"""
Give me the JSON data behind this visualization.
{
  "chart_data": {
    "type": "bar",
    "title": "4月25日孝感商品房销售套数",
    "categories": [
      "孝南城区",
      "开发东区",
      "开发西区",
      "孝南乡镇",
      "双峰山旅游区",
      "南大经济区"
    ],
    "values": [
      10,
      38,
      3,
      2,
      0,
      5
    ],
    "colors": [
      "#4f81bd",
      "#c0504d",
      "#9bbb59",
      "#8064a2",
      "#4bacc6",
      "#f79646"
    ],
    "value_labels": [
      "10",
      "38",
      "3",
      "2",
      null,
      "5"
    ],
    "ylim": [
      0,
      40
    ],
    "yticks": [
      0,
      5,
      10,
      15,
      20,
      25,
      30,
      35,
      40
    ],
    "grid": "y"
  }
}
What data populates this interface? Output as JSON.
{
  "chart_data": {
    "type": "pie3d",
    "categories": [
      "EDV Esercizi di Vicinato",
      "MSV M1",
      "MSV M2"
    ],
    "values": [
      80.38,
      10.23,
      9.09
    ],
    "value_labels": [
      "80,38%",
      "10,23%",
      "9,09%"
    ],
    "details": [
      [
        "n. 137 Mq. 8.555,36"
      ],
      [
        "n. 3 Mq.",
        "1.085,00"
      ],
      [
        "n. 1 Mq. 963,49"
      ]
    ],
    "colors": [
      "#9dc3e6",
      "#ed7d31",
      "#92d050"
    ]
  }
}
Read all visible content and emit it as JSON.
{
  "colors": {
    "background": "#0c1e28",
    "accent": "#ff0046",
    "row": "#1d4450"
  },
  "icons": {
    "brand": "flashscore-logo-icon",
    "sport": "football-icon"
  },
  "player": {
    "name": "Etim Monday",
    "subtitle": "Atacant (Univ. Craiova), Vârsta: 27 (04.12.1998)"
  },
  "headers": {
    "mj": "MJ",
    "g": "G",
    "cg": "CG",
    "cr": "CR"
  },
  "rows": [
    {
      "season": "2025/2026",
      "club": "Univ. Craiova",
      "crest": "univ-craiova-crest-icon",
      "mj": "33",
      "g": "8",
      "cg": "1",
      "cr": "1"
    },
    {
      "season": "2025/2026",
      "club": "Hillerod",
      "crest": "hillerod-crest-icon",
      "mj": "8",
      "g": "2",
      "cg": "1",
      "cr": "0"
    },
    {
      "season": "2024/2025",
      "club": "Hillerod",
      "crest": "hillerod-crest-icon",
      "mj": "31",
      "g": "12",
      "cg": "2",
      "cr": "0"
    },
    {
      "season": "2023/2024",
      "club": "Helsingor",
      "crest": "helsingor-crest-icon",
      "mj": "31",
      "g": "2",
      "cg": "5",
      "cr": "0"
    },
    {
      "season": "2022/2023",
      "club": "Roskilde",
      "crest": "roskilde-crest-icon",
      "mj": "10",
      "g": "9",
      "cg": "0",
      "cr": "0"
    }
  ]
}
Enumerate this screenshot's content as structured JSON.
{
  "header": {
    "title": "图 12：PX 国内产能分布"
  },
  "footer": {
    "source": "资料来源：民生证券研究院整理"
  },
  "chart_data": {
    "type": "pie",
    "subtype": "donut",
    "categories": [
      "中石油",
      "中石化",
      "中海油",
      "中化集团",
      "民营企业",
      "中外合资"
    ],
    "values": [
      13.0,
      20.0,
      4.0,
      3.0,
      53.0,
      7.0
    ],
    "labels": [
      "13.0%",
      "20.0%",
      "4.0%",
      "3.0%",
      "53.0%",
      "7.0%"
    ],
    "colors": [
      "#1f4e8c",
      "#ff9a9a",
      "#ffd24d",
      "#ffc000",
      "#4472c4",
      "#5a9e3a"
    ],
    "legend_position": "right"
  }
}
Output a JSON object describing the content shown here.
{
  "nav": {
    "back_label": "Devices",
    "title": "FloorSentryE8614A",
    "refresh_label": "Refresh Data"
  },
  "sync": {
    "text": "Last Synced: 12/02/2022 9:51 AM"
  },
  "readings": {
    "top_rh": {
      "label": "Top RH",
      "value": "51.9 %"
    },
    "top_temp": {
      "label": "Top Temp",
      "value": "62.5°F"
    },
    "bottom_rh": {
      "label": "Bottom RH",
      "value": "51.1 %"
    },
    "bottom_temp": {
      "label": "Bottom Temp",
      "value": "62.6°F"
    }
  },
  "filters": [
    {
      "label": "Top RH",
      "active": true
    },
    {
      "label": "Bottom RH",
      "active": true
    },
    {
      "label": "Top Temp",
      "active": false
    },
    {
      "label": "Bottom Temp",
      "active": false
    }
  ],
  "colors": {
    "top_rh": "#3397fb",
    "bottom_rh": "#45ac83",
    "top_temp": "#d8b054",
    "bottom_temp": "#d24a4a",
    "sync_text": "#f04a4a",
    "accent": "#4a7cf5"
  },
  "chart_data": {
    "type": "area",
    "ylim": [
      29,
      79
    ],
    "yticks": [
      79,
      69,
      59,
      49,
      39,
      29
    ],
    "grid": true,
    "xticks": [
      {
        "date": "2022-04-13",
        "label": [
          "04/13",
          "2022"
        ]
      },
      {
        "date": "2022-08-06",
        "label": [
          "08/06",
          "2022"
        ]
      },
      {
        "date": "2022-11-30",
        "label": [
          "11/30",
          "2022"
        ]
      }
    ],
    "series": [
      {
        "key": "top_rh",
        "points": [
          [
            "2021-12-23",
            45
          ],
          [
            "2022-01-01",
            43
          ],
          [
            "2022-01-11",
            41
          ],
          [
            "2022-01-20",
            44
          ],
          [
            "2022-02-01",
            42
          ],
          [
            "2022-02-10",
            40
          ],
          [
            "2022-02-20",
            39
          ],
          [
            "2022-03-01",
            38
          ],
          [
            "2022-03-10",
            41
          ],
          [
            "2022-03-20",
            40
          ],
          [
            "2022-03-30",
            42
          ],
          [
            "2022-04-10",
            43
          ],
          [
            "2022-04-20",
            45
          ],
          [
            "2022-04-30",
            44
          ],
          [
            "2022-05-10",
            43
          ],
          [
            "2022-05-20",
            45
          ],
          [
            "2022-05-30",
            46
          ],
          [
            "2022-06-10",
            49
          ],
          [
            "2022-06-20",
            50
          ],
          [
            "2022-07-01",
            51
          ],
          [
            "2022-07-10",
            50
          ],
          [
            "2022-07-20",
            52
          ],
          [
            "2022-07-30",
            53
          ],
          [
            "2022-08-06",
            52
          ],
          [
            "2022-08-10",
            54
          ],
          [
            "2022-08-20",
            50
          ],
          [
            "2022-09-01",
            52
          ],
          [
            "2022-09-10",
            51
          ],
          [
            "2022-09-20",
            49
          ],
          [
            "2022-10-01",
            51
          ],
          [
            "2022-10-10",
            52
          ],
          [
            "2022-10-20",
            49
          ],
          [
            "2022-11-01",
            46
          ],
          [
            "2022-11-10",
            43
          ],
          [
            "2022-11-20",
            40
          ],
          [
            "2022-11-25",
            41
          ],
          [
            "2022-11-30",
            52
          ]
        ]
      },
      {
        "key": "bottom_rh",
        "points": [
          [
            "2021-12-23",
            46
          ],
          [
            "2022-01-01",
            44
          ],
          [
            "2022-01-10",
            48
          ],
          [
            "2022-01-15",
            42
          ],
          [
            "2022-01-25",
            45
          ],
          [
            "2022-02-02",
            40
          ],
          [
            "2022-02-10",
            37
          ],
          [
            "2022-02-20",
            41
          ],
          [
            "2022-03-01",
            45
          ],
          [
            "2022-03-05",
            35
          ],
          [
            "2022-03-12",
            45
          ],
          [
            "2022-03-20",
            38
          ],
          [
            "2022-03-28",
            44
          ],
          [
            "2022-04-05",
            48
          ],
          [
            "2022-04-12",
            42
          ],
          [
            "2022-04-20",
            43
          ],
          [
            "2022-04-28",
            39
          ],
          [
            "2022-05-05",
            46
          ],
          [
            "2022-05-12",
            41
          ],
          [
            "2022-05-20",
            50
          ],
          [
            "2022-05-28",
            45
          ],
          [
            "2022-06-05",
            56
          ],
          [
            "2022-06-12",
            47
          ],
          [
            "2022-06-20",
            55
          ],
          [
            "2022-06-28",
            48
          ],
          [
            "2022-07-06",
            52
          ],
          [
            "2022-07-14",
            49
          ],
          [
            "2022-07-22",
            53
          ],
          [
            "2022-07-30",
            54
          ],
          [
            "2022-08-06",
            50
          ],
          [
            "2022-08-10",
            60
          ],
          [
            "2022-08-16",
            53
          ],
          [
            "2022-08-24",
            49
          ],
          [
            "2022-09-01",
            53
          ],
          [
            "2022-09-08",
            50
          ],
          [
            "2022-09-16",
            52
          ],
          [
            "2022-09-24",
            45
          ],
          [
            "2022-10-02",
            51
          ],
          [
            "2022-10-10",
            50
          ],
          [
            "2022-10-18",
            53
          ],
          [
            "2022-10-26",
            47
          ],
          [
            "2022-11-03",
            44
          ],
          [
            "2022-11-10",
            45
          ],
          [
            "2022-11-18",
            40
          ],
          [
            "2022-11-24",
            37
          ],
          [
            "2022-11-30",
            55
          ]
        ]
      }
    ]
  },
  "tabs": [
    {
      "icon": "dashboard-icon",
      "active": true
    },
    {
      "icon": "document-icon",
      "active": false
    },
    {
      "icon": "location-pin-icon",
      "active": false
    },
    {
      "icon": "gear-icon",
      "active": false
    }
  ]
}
"""
PROBLEM DESCRIPTION
Establish how many lines of the records contain the string "club" and state that number without elaboration.

SOLVED EXERCISE
5